[START DATA]

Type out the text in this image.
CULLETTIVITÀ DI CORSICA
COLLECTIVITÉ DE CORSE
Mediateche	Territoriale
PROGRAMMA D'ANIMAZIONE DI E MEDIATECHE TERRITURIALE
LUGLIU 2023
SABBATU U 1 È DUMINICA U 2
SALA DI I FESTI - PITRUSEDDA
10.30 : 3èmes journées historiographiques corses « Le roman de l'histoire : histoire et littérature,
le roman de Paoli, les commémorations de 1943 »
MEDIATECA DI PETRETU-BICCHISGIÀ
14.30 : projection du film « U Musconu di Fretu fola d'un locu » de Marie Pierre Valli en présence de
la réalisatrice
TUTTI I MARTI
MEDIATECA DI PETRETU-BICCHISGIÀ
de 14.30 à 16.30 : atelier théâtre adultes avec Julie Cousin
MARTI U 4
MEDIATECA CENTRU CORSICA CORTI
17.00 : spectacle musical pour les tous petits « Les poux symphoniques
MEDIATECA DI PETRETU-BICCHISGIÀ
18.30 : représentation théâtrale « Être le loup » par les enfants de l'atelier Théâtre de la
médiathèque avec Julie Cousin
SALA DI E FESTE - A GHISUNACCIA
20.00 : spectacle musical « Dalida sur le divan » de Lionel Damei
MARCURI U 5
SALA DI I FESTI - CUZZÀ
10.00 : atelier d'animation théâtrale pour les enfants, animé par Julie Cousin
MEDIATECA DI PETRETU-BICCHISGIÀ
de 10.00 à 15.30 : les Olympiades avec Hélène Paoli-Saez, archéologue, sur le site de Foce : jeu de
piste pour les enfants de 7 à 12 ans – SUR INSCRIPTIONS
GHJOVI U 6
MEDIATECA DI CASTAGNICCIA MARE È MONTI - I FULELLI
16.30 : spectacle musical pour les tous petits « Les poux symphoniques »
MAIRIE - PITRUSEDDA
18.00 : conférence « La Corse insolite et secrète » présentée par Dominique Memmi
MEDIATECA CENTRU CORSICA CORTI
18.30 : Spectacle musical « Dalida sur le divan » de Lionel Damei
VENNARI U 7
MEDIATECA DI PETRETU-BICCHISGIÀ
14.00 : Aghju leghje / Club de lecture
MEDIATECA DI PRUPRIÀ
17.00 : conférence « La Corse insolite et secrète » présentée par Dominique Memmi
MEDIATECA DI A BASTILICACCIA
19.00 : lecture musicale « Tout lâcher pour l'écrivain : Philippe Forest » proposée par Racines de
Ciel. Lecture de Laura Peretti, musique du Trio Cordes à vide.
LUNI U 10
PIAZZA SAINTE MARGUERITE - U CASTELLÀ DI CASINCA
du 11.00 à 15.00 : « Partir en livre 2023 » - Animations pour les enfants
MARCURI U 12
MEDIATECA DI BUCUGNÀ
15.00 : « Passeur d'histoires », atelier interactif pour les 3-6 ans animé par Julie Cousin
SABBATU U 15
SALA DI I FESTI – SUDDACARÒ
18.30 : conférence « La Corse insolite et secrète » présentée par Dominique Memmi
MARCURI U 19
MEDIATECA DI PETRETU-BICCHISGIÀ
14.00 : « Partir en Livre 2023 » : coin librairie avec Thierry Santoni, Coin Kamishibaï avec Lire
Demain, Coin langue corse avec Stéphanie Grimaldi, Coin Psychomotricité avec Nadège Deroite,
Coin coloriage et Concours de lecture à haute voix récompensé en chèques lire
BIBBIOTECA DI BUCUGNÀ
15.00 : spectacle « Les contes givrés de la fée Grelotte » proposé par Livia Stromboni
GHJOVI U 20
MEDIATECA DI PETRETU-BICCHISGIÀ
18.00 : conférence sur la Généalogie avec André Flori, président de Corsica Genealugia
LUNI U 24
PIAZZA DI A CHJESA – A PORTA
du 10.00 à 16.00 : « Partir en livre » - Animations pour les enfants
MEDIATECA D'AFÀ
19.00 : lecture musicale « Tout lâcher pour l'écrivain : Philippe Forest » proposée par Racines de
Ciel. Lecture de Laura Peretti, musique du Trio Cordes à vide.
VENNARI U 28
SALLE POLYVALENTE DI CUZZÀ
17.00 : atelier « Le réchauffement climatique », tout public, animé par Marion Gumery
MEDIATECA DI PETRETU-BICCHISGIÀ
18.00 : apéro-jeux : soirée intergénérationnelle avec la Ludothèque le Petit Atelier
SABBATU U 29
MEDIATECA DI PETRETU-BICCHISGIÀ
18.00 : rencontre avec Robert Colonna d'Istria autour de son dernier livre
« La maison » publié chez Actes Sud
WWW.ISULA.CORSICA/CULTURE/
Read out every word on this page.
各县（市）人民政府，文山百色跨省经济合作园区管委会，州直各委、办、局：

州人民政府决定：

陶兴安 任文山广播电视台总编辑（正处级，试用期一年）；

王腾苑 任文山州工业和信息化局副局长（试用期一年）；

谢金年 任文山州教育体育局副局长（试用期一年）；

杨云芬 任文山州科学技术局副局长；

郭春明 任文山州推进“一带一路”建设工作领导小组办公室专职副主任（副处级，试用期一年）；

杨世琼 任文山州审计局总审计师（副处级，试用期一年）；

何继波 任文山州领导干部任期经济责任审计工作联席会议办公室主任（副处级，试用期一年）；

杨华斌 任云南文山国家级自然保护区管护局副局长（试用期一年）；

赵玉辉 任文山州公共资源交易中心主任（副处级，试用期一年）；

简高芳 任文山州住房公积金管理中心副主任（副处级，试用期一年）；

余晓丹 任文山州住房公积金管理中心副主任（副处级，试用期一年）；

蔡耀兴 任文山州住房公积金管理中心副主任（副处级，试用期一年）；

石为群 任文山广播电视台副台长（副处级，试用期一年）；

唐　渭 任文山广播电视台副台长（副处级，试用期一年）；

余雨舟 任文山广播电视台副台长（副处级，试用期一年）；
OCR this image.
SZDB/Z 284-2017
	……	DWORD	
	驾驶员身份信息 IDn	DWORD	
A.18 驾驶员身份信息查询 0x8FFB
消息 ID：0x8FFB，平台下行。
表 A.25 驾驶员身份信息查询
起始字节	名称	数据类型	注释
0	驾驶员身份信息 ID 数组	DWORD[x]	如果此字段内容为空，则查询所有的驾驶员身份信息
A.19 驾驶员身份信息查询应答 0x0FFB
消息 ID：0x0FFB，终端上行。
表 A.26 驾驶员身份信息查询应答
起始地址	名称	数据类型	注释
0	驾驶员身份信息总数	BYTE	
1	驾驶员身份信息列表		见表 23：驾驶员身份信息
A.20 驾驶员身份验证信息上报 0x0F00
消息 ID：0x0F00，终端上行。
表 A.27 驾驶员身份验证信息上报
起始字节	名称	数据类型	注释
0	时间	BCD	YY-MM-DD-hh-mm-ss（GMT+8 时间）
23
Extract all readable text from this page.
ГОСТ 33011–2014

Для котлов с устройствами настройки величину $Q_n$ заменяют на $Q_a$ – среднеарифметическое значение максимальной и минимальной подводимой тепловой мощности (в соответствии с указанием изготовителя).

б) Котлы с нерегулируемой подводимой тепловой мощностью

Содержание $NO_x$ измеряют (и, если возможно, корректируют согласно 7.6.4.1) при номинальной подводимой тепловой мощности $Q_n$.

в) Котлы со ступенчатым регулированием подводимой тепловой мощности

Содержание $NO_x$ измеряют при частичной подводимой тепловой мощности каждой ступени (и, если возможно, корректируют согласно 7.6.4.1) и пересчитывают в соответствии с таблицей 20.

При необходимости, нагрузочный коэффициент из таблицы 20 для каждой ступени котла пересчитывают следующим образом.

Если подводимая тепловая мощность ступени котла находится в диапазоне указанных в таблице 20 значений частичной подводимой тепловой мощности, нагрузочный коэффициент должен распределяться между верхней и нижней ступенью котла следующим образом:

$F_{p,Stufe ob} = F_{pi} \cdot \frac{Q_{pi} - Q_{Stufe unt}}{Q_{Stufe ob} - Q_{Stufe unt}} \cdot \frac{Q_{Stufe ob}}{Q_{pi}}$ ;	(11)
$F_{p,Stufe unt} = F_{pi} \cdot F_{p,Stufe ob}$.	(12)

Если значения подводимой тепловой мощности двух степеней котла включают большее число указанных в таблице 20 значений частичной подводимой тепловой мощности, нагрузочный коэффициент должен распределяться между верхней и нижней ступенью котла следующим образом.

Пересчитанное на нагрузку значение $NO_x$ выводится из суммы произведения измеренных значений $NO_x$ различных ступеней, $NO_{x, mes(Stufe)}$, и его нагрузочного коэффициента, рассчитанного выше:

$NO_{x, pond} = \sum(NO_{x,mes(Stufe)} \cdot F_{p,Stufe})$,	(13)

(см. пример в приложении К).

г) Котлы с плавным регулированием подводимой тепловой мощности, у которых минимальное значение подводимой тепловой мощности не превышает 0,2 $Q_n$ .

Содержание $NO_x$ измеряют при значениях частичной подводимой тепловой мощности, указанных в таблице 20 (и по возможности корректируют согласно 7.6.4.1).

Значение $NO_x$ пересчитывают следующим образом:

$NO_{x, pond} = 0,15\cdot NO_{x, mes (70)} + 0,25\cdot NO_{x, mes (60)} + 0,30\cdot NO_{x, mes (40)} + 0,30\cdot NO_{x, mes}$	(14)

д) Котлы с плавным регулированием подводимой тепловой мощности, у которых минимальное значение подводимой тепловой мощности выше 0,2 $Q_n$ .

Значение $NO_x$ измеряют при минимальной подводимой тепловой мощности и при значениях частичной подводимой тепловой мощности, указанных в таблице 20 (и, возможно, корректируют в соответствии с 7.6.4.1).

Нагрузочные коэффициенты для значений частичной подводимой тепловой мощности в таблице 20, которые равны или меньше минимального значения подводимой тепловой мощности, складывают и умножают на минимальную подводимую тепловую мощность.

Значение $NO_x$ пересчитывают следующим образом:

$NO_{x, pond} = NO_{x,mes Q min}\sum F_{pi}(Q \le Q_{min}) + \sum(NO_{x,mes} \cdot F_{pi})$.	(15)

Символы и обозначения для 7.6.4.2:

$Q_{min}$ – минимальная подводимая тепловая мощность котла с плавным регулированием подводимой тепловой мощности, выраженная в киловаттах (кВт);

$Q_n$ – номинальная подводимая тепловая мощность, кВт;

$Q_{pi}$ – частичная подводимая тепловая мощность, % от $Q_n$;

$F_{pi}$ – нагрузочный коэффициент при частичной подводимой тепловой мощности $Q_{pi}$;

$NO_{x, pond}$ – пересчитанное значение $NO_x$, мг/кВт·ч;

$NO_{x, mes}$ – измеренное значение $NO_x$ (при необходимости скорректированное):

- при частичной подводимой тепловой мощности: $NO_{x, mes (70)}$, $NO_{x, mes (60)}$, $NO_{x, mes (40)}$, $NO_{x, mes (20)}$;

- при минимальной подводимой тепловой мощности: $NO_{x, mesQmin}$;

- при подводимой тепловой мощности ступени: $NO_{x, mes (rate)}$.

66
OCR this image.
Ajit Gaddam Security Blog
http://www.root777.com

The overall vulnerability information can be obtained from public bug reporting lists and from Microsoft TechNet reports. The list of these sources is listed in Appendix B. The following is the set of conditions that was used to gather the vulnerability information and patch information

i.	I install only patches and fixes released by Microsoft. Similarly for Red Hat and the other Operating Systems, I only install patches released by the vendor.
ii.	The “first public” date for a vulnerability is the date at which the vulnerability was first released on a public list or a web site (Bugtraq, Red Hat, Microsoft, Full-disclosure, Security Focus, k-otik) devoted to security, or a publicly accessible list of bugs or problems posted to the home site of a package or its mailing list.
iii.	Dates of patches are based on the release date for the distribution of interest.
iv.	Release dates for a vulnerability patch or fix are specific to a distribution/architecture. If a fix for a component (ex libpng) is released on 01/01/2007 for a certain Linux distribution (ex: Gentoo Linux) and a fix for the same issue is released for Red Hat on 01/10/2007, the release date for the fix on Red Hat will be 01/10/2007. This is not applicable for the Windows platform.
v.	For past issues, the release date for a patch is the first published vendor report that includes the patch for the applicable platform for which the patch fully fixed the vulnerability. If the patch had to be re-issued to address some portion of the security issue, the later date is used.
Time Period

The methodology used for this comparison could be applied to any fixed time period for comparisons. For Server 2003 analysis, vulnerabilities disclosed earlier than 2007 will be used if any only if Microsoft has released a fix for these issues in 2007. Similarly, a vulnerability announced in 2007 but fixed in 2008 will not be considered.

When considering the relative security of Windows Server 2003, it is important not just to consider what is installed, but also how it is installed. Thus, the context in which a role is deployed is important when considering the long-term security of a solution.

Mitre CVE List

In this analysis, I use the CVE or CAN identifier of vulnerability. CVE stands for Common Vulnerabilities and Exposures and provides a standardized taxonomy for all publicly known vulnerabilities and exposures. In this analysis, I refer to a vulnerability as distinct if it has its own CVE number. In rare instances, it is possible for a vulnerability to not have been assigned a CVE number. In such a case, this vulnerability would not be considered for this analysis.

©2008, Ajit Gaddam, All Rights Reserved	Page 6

[END DATA]

Out of the preceding entries, pull every line containing the string "ступени".

Содержание $NO_x$ измеряют при частичной подводимой тепловой мощности каждой ступени (и, если возможно, корректируют согласно 7.6.4.1) и пересчитывают в соответствии с таблицей 20.
При необходимости, нагрузочный коэффициент из таблицы 20 для каждой ступени котла пересчитывают следующим образом.
Если подводимая тепловая мощность ступени котла находится в диапазоне указанных в таблице 20 значений частичной подводимой тепловой мощности, нагрузочный коэффициент должен распределяться между верхней и нижней ступенью котла следующим образом:
- при подводимой тепловой мощности ступени: $NO_{x, mes (rate)}$.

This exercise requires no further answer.